— start Excerpted data —

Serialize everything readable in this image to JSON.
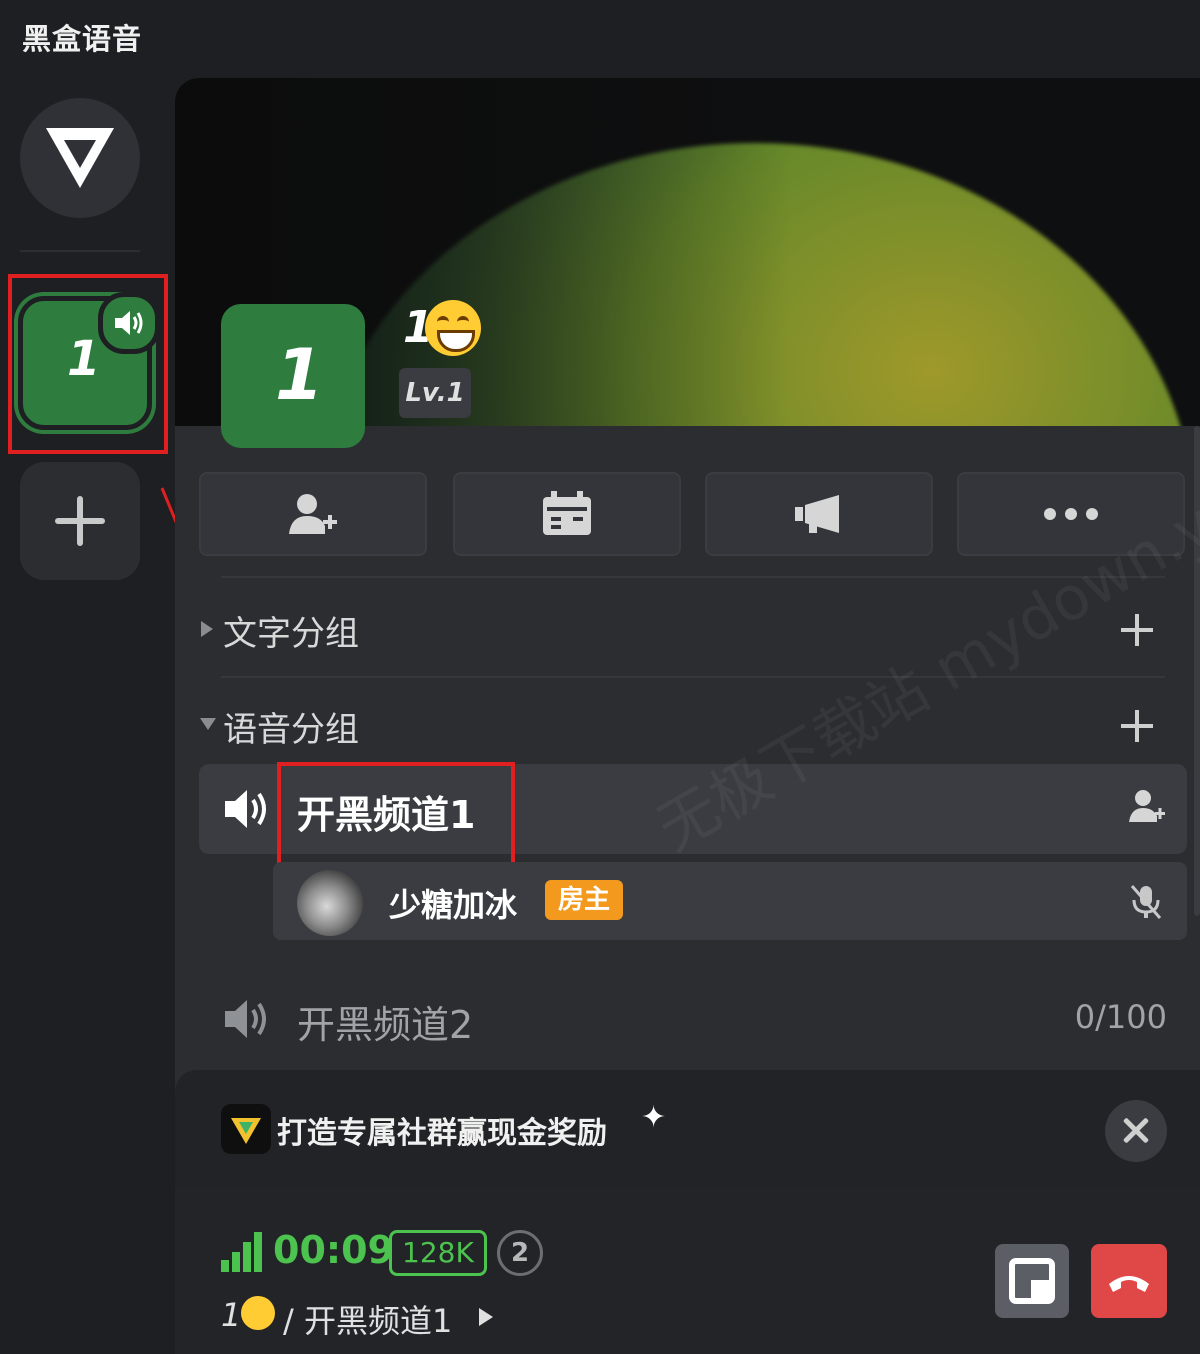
{
  "app": {
    "title": "黑盒语音"
  },
  "server": {
    "tile_label": "1",
    "name": "1",
    "level": "Lv.1"
  },
  "groups": {
    "text_group": "文字分组",
    "voice_group": "语音分组"
  },
  "channels": [
    {
      "name": "开黑频道1",
      "active": true
    },
    {
      "name": "开黑频道2",
      "count": "0/100"
    }
  ],
  "member": {
    "name": "少糖加冰",
    "role": "房主"
  },
  "promo": {
    "text": "打造专属社群赢现金奖励"
  },
  "voice": {
    "timer": "00:09",
    "bitrate": "128K",
    "user_count": "2",
    "path_server": "1",
    "path_channel": "/ 开黑频道1"
  },
  "watermark": "无极下载站 mydown.yesky.com",
  "colors": {
    "accent_green": "#2e7d3e",
    "signal_green": "#4cc24f",
    "owner_orange": "#f39a1e",
    "hangup_red": "#e04747",
    "highlight_red": "#e02020"
  }
}
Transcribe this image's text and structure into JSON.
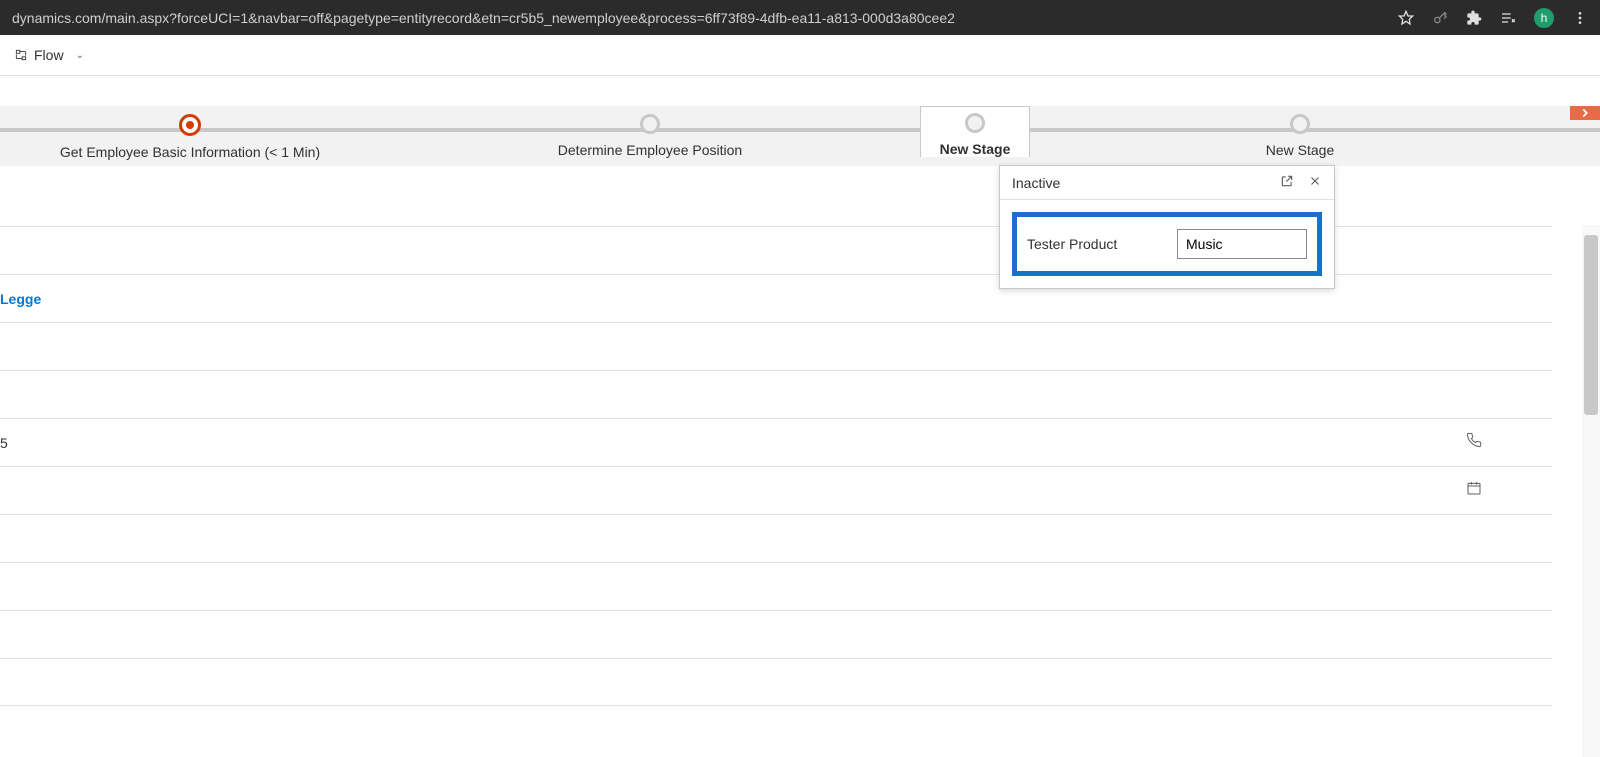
{
  "browser": {
    "url": "dynamics.com/main.aspx?forceUCI=1&navbar=off&pagetype=entityrecord&etn=cr5b5_newemployee&process=6ff73f89-4dfb-ea11-a813-000d3a80cee2",
    "avatar_letter": "h"
  },
  "toolbar": {
    "flow_label": "Flow"
  },
  "process": {
    "stages": [
      {
        "label": "Get Employee Basic Information  (< 1 Min)"
      },
      {
        "label": "Determine Employee Position"
      },
      {
        "label": "New Stage"
      },
      {
        "label": "New Stage"
      }
    ]
  },
  "flyout": {
    "status": "Inactive",
    "field_label": "Tester Product",
    "field_value": "Music"
  },
  "form": {
    "link_value": "Legge",
    "phone_value": "5"
  }
}
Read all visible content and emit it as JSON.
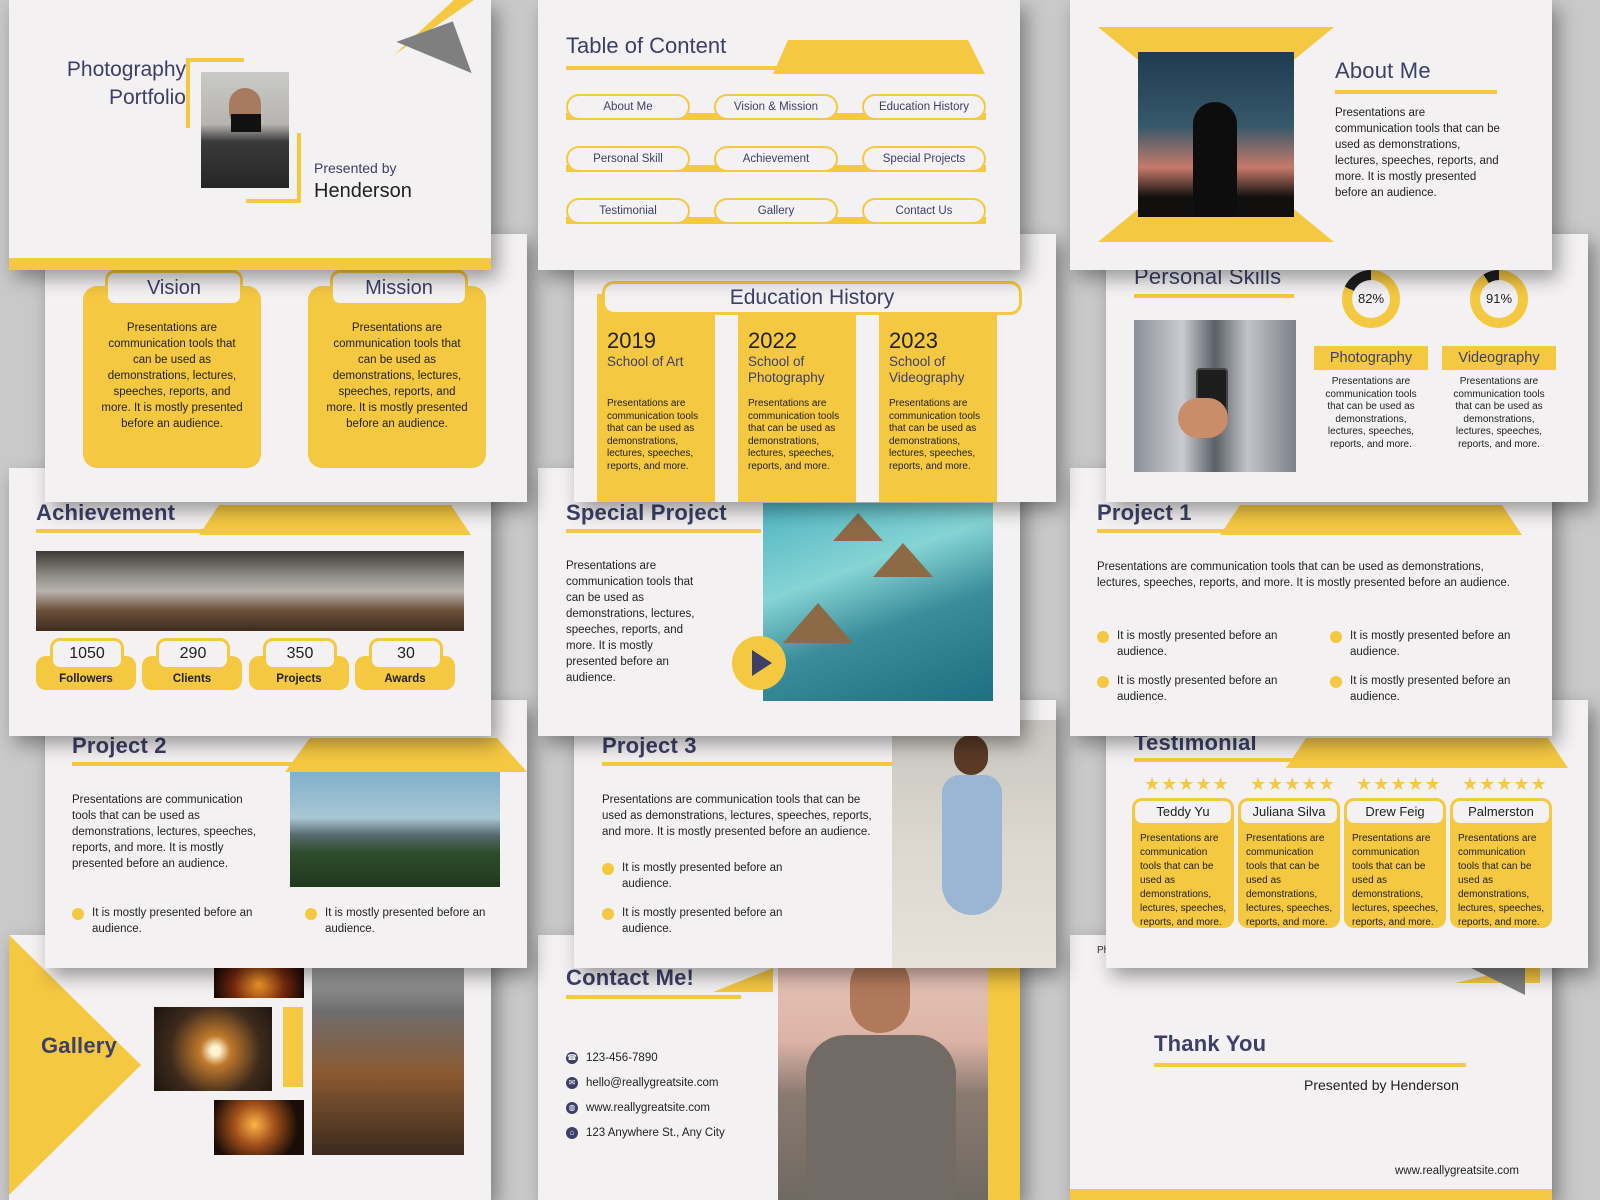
{
  "cover": {
    "title_line1": "Photography",
    "title_line2": "Portfolio",
    "presented_by": "Presented by",
    "name": "Henderson"
  },
  "toc": {
    "title": "Table of Content",
    "items": [
      "About Me",
      "Vision & Mission",
      "Education History",
      "Personal Skill",
      "Achievement",
      "Special Projects",
      "Testimonial",
      "Gallery",
      "Contact Us"
    ]
  },
  "about": {
    "title": "About Me",
    "text": "Presentations are communication tools that can be used as demonstrations, lectures, speeches, reports, and more. It is mostly presented before an audience."
  },
  "vision": {
    "title": "Vision",
    "text": "Presentations are communication tools that can be used as demonstrations, lectures, speeches, reports, and more. It is mostly presented before an audience."
  },
  "mission": {
    "title": "Mission",
    "text": "Presentations are communication tools that can be used as demonstrations, lectures, speeches, reports, and more. It is mostly presented before an audience."
  },
  "education": {
    "title": "Education History",
    "items": [
      {
        "year": "2019",
        "school": "School of Art",
        "text": "Presentations are communication tools that can be used as demonstrations, lectures, speeches, reports, and more."
      },
      {
        "year": "2022",
        "school": "School of Photography",
        "text": "Presentations are communication tools that can be used as demonstrations, lectures, speeches, reports, and more."
      },
      {
        "year": "2023",
        "school": "School of Videography",
        "text": "Presentations are communication tools that can be used as demonstrations, lectures, speeches, reports, and more."
      }
    ]
  },
  "skills": {
    "title": "Personal Skills",
    "items": [
      {
        "percent_label": "82%",
        "percent": 82,
        "name": "Photography",
        "text": "Presentations are communication tools that can be used as demonstrations, lectures, speeches, reports, and more."
      },
      {
        "percent_label": "91%",
        "percent": 91,
        "name": "Videography",
        "text": "Presentations are communication tools that can be used as demonstrations, lectures, speeches, reports, and more."
      }
    ]
  },
  "achievement": {
    "title": "Achievement",
    "stats": [
      {
        "value": "1050",
        "label": "Followers"
      },
      {
        "value": "290",
        "label": "Clients"
      },
      {
        "value": "350",
        "label": "Projects"
      },
      {
        "value": "30",
        "label": "Awards"
      }
    ]
  },
  "special": {
    "title": "Special Project",
    "text": "Presentations are communication tools that can be used as demonstrations, lectures, speeches, reports, and more. It is mostly presented before an audience."
  },
  "project1": {
    "title": "Project 1",
    "text": "Presentations are communication tools that can be used as demonstrations, lectures, speeches, reports, and more. It is mostly presented before an audience.",
    "bullets": [
      "It is mostly presented before an audience.",
      "It is mostly presented before an audience.",
      "It is mostly presented before an audience.",
      "It is mostly presented before an audience."
    ]
  },
  "project2": {
    "title": "Project 2",
    "text": "Presentations are communication tools that can be used as demonstrations, lectures, speeches, reports, and more. It is mostly presented before an audience.",
    "bullets": [
      "It is mostly presented before an audience.",
      "It is mostly presented before an audience."
    ]
  },
  "project3": {
    "title": "Project 3",
    "text": "Presentations are communication tools that can be used as demonstrations, lectures, speeches, reports, and more. It is mostly presented before an audience.",
    "bullets": [
      "It is mostly presented before an audience.",
      "It is mostly presented before an audience."
    ]
  },
  "testimonial": {
    "title": "Testimonial",
    "stars": "★★★★★",
    "items": [
      {
        "name": "Teddy Yu",
        "text": "Presentations are communication tools that can be used as demonstrations, lectures, speeches, reports, and more."
      },
      {
        "name": "Juliana Silva",
        "text": "Presentations are communication tools that can be used as demonstrations, lectures, speeches, reports, and more."
      },
      {
        "name": "Drew Feig",
        "text": "Presentations are communication tools that can be used as demonstrations, lectures, speeches, reports, and more."
      },
      {
        "name": "Palmerston",
        "text": "Presentations are communication tools that can be used as demonstrations, lectures, speeches, reports, and more."
      }
    ]
  },
  "gallery": {
    "title": "Gallery"
  },
  "contact": {
    "title": "Contact Me!",
    "phone": "123-456-7890",
    "email": "hello@reallygreatsite.com",
    "website": "www.reallygreatsite.com",
    "address": "123 Anywhere St., Any City"
  },
  "thanks": {
    "title": "Thank You",
    "presented_by": "Presented by Henderson",
    "website": "www.reallygreatsite.com",
    "corner_text": "Ph"
  },
  "colors": {
    "accent": "#f5c842",
    "navy": "#3c3f67",
    "slide_bg": "#f3f1f1",
    "backdrop": "#c9c9c9"
  }
}
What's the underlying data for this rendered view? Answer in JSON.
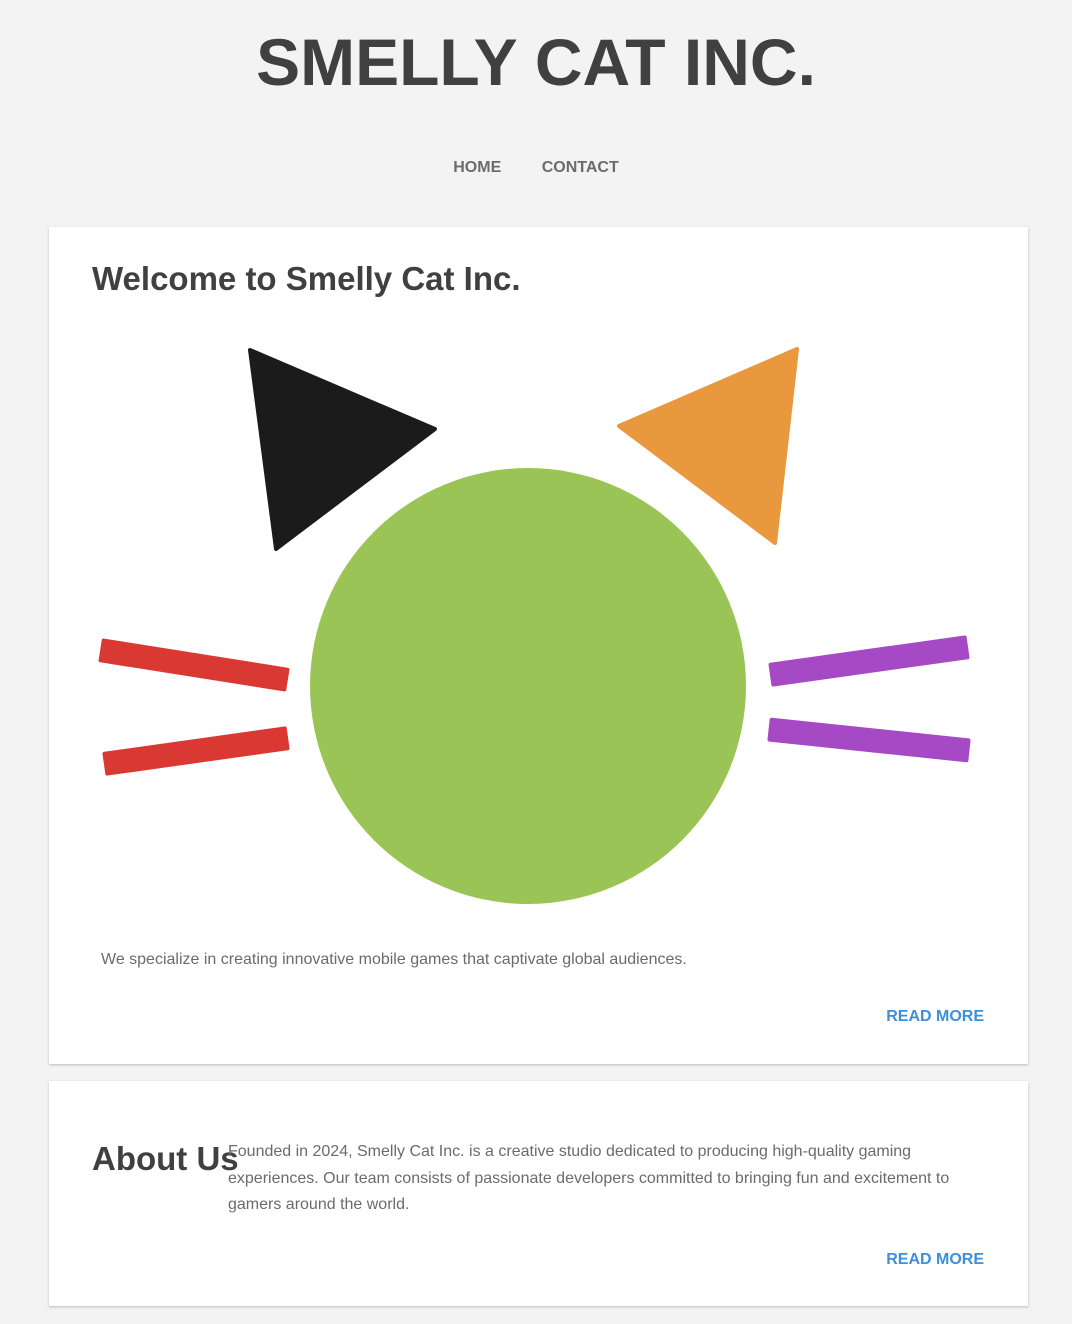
{
  "header": {
    "site_title": "SMELLY CAT INC."
  },
  "nav": {
    "items": [
      {
        "label": "HOME"
      },
      {
        "label": "CONTACT"
      }
    ]
  },
  "welcome": {
    "title": "Welcome to Smelly Cat Inc.",
    "text": "We specialize in creating innovative mobile games that captivate global audiences.",
    "read_more": "READ MORE"
  },
  "cat_logo": {
    "left_ear_color": "#1b1b1b",
    "right_ear_color": "#e9983e",
    "face_color": "#9ac556",
    "left_whiskers_color": "#da3832",
    "right_whiskers_color": "#a549c4"
  },
  "about": {
    "title": "About Us",
    "text": "Founded in 2024, Smelly Cat Inc. is a creative studio dedicated to producing high-quality gaming experiences. Our team consists of passionate developers committed to bringing fun and excitement to gamers around the world.",
    "read_more": "READ MORE"
  },
  "colors": {
    "background": "#f3f3f3",
    "card": "#ffffff",
    "heading": "#404040",
    "body_text": "#6b6b6b",
    "link": "#3d8fdb"
  }
}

— end Excerpted data —

**What is required**
Find each line with the string "Videography" and copy it out.

**Complete output**
        "school": "School of Videography",
        "name": "Videography",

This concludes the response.